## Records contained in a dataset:

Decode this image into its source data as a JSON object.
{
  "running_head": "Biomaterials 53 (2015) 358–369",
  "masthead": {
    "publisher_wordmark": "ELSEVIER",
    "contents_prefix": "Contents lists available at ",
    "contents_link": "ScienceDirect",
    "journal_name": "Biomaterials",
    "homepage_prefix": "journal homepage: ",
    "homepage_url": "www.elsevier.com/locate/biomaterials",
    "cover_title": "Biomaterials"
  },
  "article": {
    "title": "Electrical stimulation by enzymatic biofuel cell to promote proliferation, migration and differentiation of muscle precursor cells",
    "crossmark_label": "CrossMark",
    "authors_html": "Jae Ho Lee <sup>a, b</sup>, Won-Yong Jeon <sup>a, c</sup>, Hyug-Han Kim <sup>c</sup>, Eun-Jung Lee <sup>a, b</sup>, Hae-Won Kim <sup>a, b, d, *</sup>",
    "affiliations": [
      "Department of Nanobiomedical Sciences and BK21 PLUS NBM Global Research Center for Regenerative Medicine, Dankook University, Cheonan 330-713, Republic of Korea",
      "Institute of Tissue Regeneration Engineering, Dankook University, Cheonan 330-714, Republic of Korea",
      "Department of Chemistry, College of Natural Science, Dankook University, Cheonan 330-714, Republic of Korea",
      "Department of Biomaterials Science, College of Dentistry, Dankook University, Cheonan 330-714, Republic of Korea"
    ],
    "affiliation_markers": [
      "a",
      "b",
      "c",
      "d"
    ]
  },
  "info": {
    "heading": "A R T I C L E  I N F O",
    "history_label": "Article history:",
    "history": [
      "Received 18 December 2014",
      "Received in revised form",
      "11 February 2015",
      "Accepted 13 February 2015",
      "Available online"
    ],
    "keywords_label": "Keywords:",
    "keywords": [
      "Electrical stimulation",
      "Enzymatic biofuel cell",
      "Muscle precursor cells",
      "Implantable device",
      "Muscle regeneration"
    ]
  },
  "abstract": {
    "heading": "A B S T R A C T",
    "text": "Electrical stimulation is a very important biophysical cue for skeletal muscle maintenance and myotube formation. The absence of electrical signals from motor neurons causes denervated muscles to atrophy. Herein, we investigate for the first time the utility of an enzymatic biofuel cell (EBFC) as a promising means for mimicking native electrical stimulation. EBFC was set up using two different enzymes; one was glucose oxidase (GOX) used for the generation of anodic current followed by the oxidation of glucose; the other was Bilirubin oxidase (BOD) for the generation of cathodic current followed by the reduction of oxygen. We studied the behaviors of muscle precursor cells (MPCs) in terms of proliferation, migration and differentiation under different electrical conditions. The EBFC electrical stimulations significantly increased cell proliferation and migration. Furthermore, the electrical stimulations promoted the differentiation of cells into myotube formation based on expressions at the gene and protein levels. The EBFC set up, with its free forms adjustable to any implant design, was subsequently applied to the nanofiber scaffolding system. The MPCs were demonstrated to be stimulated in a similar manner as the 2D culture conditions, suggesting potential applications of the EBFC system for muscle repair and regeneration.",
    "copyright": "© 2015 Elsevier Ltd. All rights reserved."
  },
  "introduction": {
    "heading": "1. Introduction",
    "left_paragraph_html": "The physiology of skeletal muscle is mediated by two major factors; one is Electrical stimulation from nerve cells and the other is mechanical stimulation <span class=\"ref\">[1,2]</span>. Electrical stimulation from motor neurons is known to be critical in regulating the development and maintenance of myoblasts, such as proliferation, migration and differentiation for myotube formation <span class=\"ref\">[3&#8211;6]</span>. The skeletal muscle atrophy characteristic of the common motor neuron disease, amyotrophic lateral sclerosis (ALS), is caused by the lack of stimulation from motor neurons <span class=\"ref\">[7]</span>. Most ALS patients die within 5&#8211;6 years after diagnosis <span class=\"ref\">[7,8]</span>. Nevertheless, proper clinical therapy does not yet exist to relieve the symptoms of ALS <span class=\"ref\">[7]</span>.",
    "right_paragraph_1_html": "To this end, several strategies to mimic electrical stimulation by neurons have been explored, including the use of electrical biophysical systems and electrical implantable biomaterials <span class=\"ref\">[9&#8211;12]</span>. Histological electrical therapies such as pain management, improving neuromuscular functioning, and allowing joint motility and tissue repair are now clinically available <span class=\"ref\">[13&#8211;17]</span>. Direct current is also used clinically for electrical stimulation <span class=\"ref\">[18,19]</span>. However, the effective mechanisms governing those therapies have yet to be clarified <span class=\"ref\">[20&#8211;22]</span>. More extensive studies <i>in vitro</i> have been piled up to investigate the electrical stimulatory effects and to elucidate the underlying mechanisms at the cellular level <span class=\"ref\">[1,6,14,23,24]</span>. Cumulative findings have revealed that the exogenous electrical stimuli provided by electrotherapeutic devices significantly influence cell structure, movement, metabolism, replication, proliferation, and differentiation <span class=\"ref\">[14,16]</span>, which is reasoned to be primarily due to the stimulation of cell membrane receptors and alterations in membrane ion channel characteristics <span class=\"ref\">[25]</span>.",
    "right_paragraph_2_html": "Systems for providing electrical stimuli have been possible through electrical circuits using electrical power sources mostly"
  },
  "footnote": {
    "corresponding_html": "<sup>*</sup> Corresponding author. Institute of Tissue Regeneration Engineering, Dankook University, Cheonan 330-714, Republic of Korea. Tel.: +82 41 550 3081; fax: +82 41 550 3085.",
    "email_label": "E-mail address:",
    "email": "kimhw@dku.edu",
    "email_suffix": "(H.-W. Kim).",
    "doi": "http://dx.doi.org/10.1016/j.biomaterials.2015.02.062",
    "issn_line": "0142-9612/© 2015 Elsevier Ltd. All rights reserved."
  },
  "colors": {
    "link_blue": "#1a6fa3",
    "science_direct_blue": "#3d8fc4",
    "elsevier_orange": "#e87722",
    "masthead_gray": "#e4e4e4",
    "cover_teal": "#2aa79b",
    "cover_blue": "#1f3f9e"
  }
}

## ASSIGNED TASK:
Your job is to reproduce the data in full, with every line intact.

## WRITTEN REPLY:
Decode this image into its source data as a JSON object.
{
  "running_head": "Biomaterials 53 (2015) 358–369",
  "masthead": {
    "publisher_wordmark": "ELSEVIER",
    "contents_prefix": "Contents lists available at ",
    "contents_link": "ScienceDirect",
    "journal_name": "Biomaterials",
    "homepage_prefix": "journal homepage: ",
    "homepage_url": "www.elsevier.com/locate/biomaterials",
    "cover_title": "Biomaterials"
  },
  "article": {
    "title": "Electrical stimulation by enzymatic biofuel cell to promote proliferation, migration and differentiation of muscle precursor cells",
    "crossmark_label": "CrossMark",
    "authors_html": "Jae Ho Lee <sup>a, b</sup>, Won-Yong Jeon <sup>a, c</sup>, Hyug-Han Kim <sup>c</sup>, Eun-Jung Lee <sup>a, b</sup>, Hae-Won Kim <sup>a, b, d, *</sup>",
    "affiliations": [
      "Department of Nanobiomedical Sciences and BK21 PLUS NBM Global Research Center for Regenerative Medicine, Dankook University, Cheonan 330-713, Republic of Korea",
      "Institute of Tissue Regeneration Engineering, Dankook University, Cheonan 330-714, Republic of Korea",
      "Department of Chemistry, College of Natural Science, Dankook University, Cheonan 330-714, Republic of Korea",
      "Department of Biomaterials Science, College of Dentistry, Dankook University, Cheonan 330-714, Republic of Korea"
    ],
    "affiliation_markers": [
      "a",
      "b",
      "c",
      "d"
    ]
  },
  "info": {
    "heading": "A R T I C L E  I N F O",
    "history_label": "Article history:",
    "history": [
      "Received 18 December 2014",
      "Received in revised form",
      "11 February 2015",
      "Accepted 13 February 2015",
      "Available online"
    ],
    "keywords_label": "Keywords:",
    "keywords": [
      "Electrical stimulation",
      "Enzymatic biofuel cell",
      "Muscle precursor cells",
      "Implantable device",
      "Muscle regeneration"
    ]
  },
  "abstract": {
    "heading": "A B S T R A C T",
    "text": "Electrical stimulation is a very important biophysical cue for skeletal muscle maintenance and myotube formation. The absence of electrical signals from motor neurons causes denervated muscles to atrophy. Herein, we investigate for the first time the utility of an enzymatic biofuel cell (EBFC) as a promising means for mimicking native electrical stimulation. EBFC was set up using two different enzymes; one was glucose oxidase (GOX) used for the generation of anodic current followed by the oxidation of glucose; the other was Bilirubin oxidase (BOD) for the generation of cathodic current followed by the reduction of oxygen. We studied the behaviors of muscle precursor cells (MPCs) in terms of proliferation, migration and differentiation under different electrical conditions. The EBFC electrical stimulations significantly increased cell proliferation and migration. Furthermore, the electrical stimulations promoted the differentiation of cells into myotube formation based on expressions at the gene and protein levels. The EBFC set up, with its free forms adjustable to any implant design, was subsequently applied to the nanofiber scaffolding system. The MPCs were demonstrated to be stimulated in a similar manner as the 2D culture conditions, suggesting potential applications of the EBFC system for muscle repair and regeneration.",
    "copyright": "© 2015 Elsevier Ltd. All rights reserved."
  },
  "introduction": {
    "heading": "1. Introduction",
    "left_paragraph_html": "The physiology of skeletal muscle is mediated by two major factors; one is Electrical stimulation from nerve cells and the other is mechanical stimulation <span class=\"ref\">[1,2]</span>. Electrical stimulation from motor neurons is known to be critical in regulating the development and maintenance of myoblasts, such as proliferation, migration and differentiation for myotube formation <span class=\"ref\">[3&#8211;6]</span>. The skeletal muscle atrophy characteristic of the common motor neuron disease, amyotrophic lateral sclerosis (ALS), is caused by the lack of stimulation from motor neurons <span class=\"ref\">[7]</span>. Most ALS patients die within 5&#8211;6 years after diagnosis <span class=\"ref\">[7,8]</span>. Nevertheless, proper clinical therapy does not yet exist to relieve the symptoms of ALS <span class=\"ref\">[7]</span>.",
    "right_paragraph_1_html": "To this end, several strategies to mimic electrical stimulation by neurons have been explored, including the use of electrical biophysical systems and electrical implantable biomaterials <span class=\"ref\">[9&#8211;12]</span>. Histological electrical therapies such as pain management, improving neuromuscular functioning, and allowing joint motility and tissue repair are now clinically available <span class=\"ref\">[13&#8211;17]</span>. Direct current is also used clinically for electrical stimulation <span class=\"ref\">[18,19]</span>. However, the effective mechanisms governing those therapies have yet to be clarified <span class=\"ref\">[20&#8211;22]</span>. More extensive studies <i>in vitro</i> have been piled up to investigate the electrical stimulatory effects and to elucidate the underlying mechanisms at the cellular level <span class=\"ref\">[1,6,14,23,24]</span>. Cumulative findings have revealed that the exogenous electrical stimuli provided by electrotherapeutic devices significantly influence cell structure, movement, metabolism, replication, proliferation, and differentiation <span class=\"ref\">[14,16]</span>, which is reasoned to be primarily due to the stimulation of cell membrane receptors and alterations in membrane ion channel characteristics <span class=\"ref\">[25]</span>.",
    "right_paragraph_2_html": "Systems for providing electrical stimuli have been possible through electrical circuits using electrical power sources mostly"
  },
  "footnote": {
    "corresponding_html": "<sup>*</sup> Corresponding author. Institute of Tissue Regeneration Engineering, Dankook University, Cheonan 330-714, Republic of Korea. Tel.: +82 41 550 3081; fax: +82 41 550 3085.",
    "email_label": "E-mail address:",
    "email": "kimhw@dku.edu",
    "email_suffix": "(H.-W. Kim).",
    "doi": "http://dx.doi.org/10.1016/j.biomaterials.2015.02.062",
    "issn_line": "0142-9612/© 2015 Elsevier Ltd. All rights reserved."
  },
  "colors": {
    "link_blue": "#1a6fa3",
    "science_direct_blue": "#3d8fc4",
    "elsevier_orange": "#e87722",
    "masthead_gray": "#e4e4e4",
    "cover_teal": "#2aa79b",
    "cover_blue": "#1f3f9e"
  }
}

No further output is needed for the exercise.